START RECORDS TO USE

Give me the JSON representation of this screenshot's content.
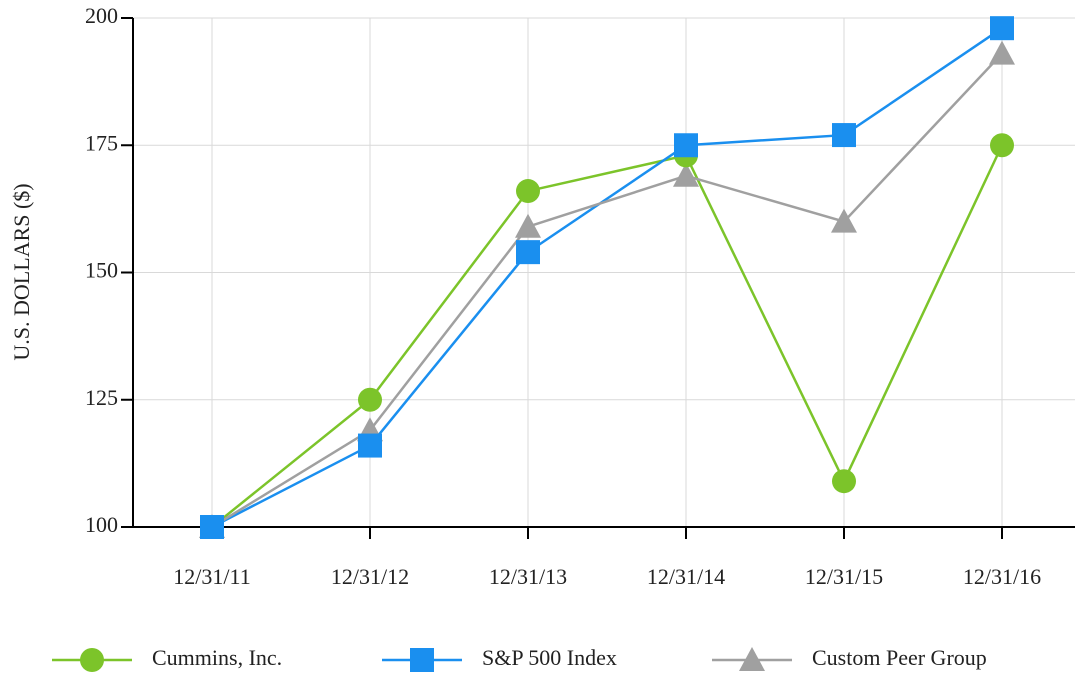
{
  "chart_data": {
    "type": "line",
    "y_label": "U.S. DOLLARS ($)",
    "categories": [
      "12/31/11",
      "12/31/12",
      "12/31/13",
      "12/31/14",
      "12/31/15",
      "12/31/16"
    ],
    "series": [
      {
        "name": "Cummins, Inc.",
        "color": "#7cc42a",
        "marker": "circle",
        "values": [
          100,
          125,
          166,
          173,
          109,
          175
        ]
      },
      {
        "name": "S&P 500 Index",
        "color": "#1a8fef",
        "marker": "square",
        "values": [
          100,
          116,
          154,
          175,
          177,
          198
        ]
      },
      {
        "name": "Custom Peer Group",
        "color": "#a0a0a0",
        "marker": "triangle",
        "values": [
          100,
          119,
          159,
          169,
          160,
          193
        ]
      }
    ],
    "ylim": [
      100,
      200
    ],
    "yticks": [
      100,
      125,
      150,
      175,
      200
    ],
    "grid": true,
    "legend": "bottom"
  }
}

END RECORDS TO USE

**INSTRUCTIONS FOR THE TASK**.
Transcribe each entry above exactly, apart from the pictures.

**RESULT OF THE EXERCISE**.
Give me the JSON representation of this screenshot's content.
{
  "chart_data": {
    "type": "line",
    "y_label": "U.S. DOLLARS ($)",
    "categories": [
      "12/31/11",
      "12/31/12",
      "12/31/13",
      "12/31/14",
      "12/31/15",
      "12/31/16"
    ],
    "series": [
      {
        "name": "Cummins, Inc.",
        "color": "#7cc42a",
        "marker": "circle",
        "values": [
          100,
          125,
          166,
          173,
          109,
          175
        ]
      },
      {
        "name": "S&P 500 Index",
        "color": "#1a8fef",
        "marker": "square",
        "values": [
          100,
          116,
          154,
          175,
          177,
          198
        ]
      },
      {
        "name": "Custom Peer Group",
        "color": "#a0a0a0",
        "marker": "triangle",
        "values": [
          100,
          119,
          159,
          169,
          160,
          193
        ]
      }
    ],
    "ylim": [
      100,
      200
    ],
    "yticks": [
      100,
      125,
      150,
      175,
      200
    ],
    "grid": true,
    "legend": "bottom"
  }
}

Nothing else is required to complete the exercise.